━━━ DATA PROVIDED

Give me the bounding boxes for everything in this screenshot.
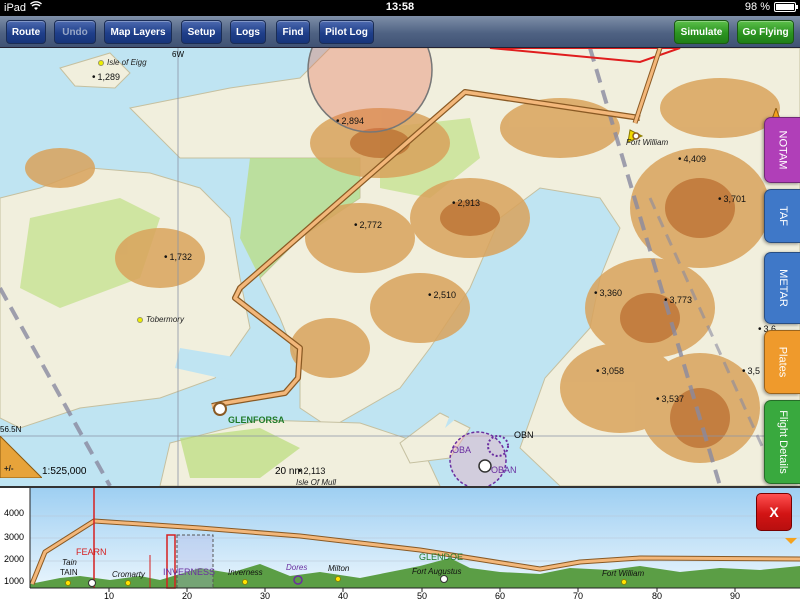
village-icon [137, 316, 143, 323]
undo-button[interactable]: Undo [54, 20, 96, 44]
spot-height: 3,5 [742, 366, 761, 377]
profile-label-fort-william: Fort William [602, 569, 645, 578]
profile-label-tain: Tain [62, 558, 77, 567]
map-canvas [0, 48, 800, 486]
y-tick: 3000 [4, 532, 25, 542]
spot-height: 1,732 [164, 252, 193, 263]
place-tobermory: Tobermory [137, 315, 184, 324]
profile-label-dores: Dores [286, 563, 308, 572]
profile-canvas [29, 488, 800, 592]
airfield-glenforsa-label[interactable]: GLENFORSA [228, 415, 285, 425]
battery-percent: 98 % [744, 1, 770, 13]
zoom-label: +/- [4, 464, 14, 473]
battery-icon [774, 2, 798, 12]
tab-metar[interactable]: METAR [764, 252, 800, 324]
spot-height: 3,058 [596, 366, 625, 377]
latitude-label: 56.5N [0, 425, 22, 434]
place-fort-william: Fort William [626, 138, 669, 147]
route-button[interactable]: Route [6, 20, 46, 44]
x-tick: 40 [337, 591, 349, 600]
close-profile-button[interactable]: X [756, 493, 792, 531]
oban-airspace-label: OBA [452, 445, 472, 455]
place-isle-of-eigg: Isle of Eigg [98, 58, 147, 67]
spot-height: 3,537 [656, 394, 685, 405]
spot-height: 2,510 [428, 290, 457, 301]
profile-label-fearn: FEARN [76, 547, 107, 557]
tab-plates-label: Plates [776, 346, 789, 378]
clock: 13:58 [385, 1, 415, 13]
tab-taf[interactable]: TAF [764, 189, 800, 243]
spot-height: 1,289 [92, 72, 121, 83]
distance-label: 20 nm [275, 466, 303, 477]
tab-flight-details-label: Flight Details [776, 410, 789, 474]
x-tick: 90 [729, 591, 741, 600]
spot-height: 3,360 [594, 288, 623, 299]
go-flying-button[interactable]: Go Flying [737, 20, 794, 44]
map-layers-button[interactable]: Map Layers [104, 20, 172, 44]
logs-button[interactable]: Logs [230, 20, 266, 44]
x-tick: 10 [103, 591, 115, 600]
spot-height: 4,409 [678, 154, 707, 165]
x-tick: 20 [181, 591, 193, 600]
profile-label-milton: Milton [328, 564, 350, 573]
spot-height: 2,894 [336, 116, 365, 127]
y-tick: 1000 [4, 576, 25, 586]
longitude-label: 6W [172, 50, 184, 59]
x-tick: 60 [494, 591, 506, 600]
x-tick: 30 [259, 591, 271, 600]
simulate-button[interactable]: Simulate [674, 20, 729, 44]
village-icon [98, 59, 104, 66]
x-tick: 80 [651, 591, 663, 600]
tab-flight-details[interactable]: Flight Details [764, 400, 800, 484]
spot-height: 2,772 [354, 220, 383, 231]
spot-height: 2,913 [452, 198, 481, 209]
tab-notam-label: NOTAM [776, 130, 789, 170]
y-tick: 4000 [4, 508, 25, 518]
map-scale: 1:525,000 [42, 466, 87, 477]
navaid-obn-label[interactable]: OBN [514, 430, 534, 440]
place-isle-of-mull: Isle Of Mull [296, 478, 337, 486]
x-tick: 70 [572, 591, 584, 600]
vertical-profile-panel[interactable]: 4000 3000 2000 1000 10 20 30 40 50 60 70… [0, 486, 800, 600]
x-tick: 50 [416, 591, 428, 600]
zoom-toggle-button[interactable]: +/- [0, 436, 42, 478]
profile-label-inverness-town: Inverness [228, 568, 263, 577]
pilot-log-button[interactable]: Pilot Log [319, 20, 374, 44]
airfield-oban-label[interactable]: OBAN [491, 465, 517, 475]
find-button[interactable]: Find [276, 20, 310, 44]
toolbar: Route Undo Map Layers Setup Logs Find Pi… [0, 16, 800, 48]
profile-label-cromarty: Cromarty [112, 570, 145, 579]
spot-height: 3,701 [718, 194, 747, 205]
setup-button[interactable]: Setup [181, 20, 222, 44]
tab-notam[interactable]: NOTAM [764, 117, 800, 183]
profile-label-inverness: INVERNESS [163, 567, 216, 577]
y-tick: 2000 [4, 554, 25, 564]
tab-taf-label: TAF [776, 206, 789, 226]
status-bar: iPad 13:58 98 % [0, 0, 800, 16]
profile-label-fort-augustus: Fort Augustus [412, 567, 462, 576]
profile-label-glendoe: GLENDOE [419, 552, 464, 562]
profile-label-tain-airfield: TAIN [60, 568, 78, 577]
tab-metar-label: METAR [776, 269, 789, 307]
spot-height: 3,773 [664, 295, 693, 306]
tab-plates[interactable]: Plates [764, 330, 800, 394]
aviation-map[interactable]: 6W 56.5N Isle of Eigg Tobermory Fort Wil… [0, 48, 800, 486]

━━━━━━

» WHAT YOU SHOULD DO: Reproduce the material above line for line, leaving out the pictures.

» COMPLETE OUTPUT:
Give me the bounding boxes for everything in this screenshot.
village-icon [137, 316, 143, 323]
undo-button[interactable]: Undo [54, 20, 96, 44]
spot-height: 3,5 [742, 366, 761, 377]
profile-label-fort-william: Fort William [602, 569, 645, 578]
profile-label-tain: Tain [62, 558, 77, 567]
map-canvas [0, 48, 800, 486]
y-tick: 3000 [4, 532, 25, 542]
spot-height: 1,732 [164, 252, 193, 263]
place-tobermory: Tobermory [137, 315, 184, 324]
profile-label-dores: Dores [286, 563, 308, 572]
profile-canvas [29, 488, 800, 592]
airfield-glenforsa-label[interactable]: GLENFORSA [228, 415, 285, 425]
battery-percent: 98 % [744, 1, 770, 13]
zoom-label: +/- [4, 464, 14, 473]
battery-icon [774, 2, 798, 12]
tab-metar[interactable]: METAR [764, 252, 800, 324]
spot-height: 3,058 [596, 366, 625, 377]
latitude-label: 56.5N [0, 425, 22, 434]
place-fort-william: Fort William [626, 138, 669, 147]
route-button[interactable]: Route [6, 20, 46, 44]
x-tick: 40 [337, 591, 349, 600]
close-profile-button[interactable]: X [756, 493, 792, 531]
oban-airspace-label: OBA [452, 445, 472, 455]
place-isle-of-eigg: Isle of Eigg [98, 58, 147, 67]
spot-height: 3,537 [656, 394, 685, 405]
spot-height: 2,510 [428, 290, 457, 301]
profile-label-fearn: FEARN [76, 547, 107, 557]
tab-plates-label: Plates [776, 346, 789, 378]
clock: 13:58 [385, 1, 415, 13]
tab-taf[interactable]: TAF [764, 189, 800, 243]
spot-height: 1,289 [92, 72, 121, 83]
distance-label: 20 nm [275, 466, 303, 477]
tab-flight-details-label: Flight Details [776, 410, 789, 474]
x-tick: 90 [729, 591, 741, 600]
spot-height: 3,360 [594, 288, 623, 299]
go-flying-button[interactable]: Go Flying [737, 20, 794, 44]
map-layers-button[interactable]: Map Layers [104, 20, 172, 44]
logs-button[interactable]: Logs [230, 20, 266, 44]
x-tick: 10 [103, 591, 115, 600]
spot-height: 4,409 [678, 154, 707, 165]
x-tick: 20 [181, 591, 193, 600]
profile-label-milton: Milton [328, 564, 350, 573]
spot-height: 2,894 [336, 116, 365, 127]
y-tick: 1000 [4, 576, 25, 586]
longitude-label: 6W [172, 50, 184, 59]
x-tick: 60 [494, 591, 506, 600]
x-tick: 30 [259, 591, 271, 600]
simulate-button[interactable]: Simulate [674, 20, 729, 44]
village-icon [98, 59, 104, 66]
x-tick: 80 [651, 591, 663, 600]
tab-flight-details[interactable]: Flight Details [764, 400, 800, 484]
spot-height: 2,772 [354, 220, 383, 231]
spot-height: 2,913 [452, 198, 481, 209]
tab-notam-label: NOTAM [776, 130, 789, 170]
y-tick: 4000 [4, 508, 25, 518]
map-scale: 1:525,000 [42, 466, 87, 477]
navaid-obn-label[interactable]: OBN [514, 430, 534, 440]
place-isle-of-mull: Isle Of Mull [296, 478, 337, 486]
x-tick: 70 [572, 591, 584, 600]
vertical-profile-panel[interactable]: 4000 3000 2000 1000 10 20 30 40 50 60 70… [0, 486, 800, 600]
x-tick: 50 [416, 591, 428, 600]
zoom-toggle-button[interactable]: +/- [0, 436, 42, 478]
profile-label-inverness-town: Inverness [228, 568, 263, 577]
pilot-log-button[interactable]: Pilot Log [319, 20, 374, 44]
airfield-oban-label[interactable]: OBAN [491, 465, 517, 475]
find-button[interactable]: Find [276, 20, 310, 44]
toolbar: Route Undo Map Layers Setup Logs Find Pi… [0, 16, 800, 48]
profile-label-cromarty: Cromarty [112, 570, 145, 579]
spot-height: 3,701 [718, 194, 747, 205]
setup-button[interactable]: Setup [181, 20, 222, 44]
tab-notam[interactable]: NOTAM [764, 117, 800, 183]
profile-label-inverness: INVERNESS [163, 567, 216, 577]
y-tick: 2000 [4, 554, 25, 564]
tab-taf-label: TAF [776, 206, 789, 226]
status-bar: iPad 13:58 98 % [0, 0, 800, 16]
profile-label-fort-augustus: Fort Augustus [412, 567, 462, 576]
profile-label-glendoe: GLENDOE [419, 552, 464, 562]
profile-label-tain-airfield: TAIN [60, 568, 78, 577]
tab-metar-label: METAR [776, 269, 789, 307]
spot-height: 3,773 [664, 295, 693, 306]
tab-plates[interactable]: Plates [764, 330, 800, 394]
aviation-map[interactable]: 6W 56.5N Isle of Eigg Tobermory Fort Wil… [0, 48, 800, 486]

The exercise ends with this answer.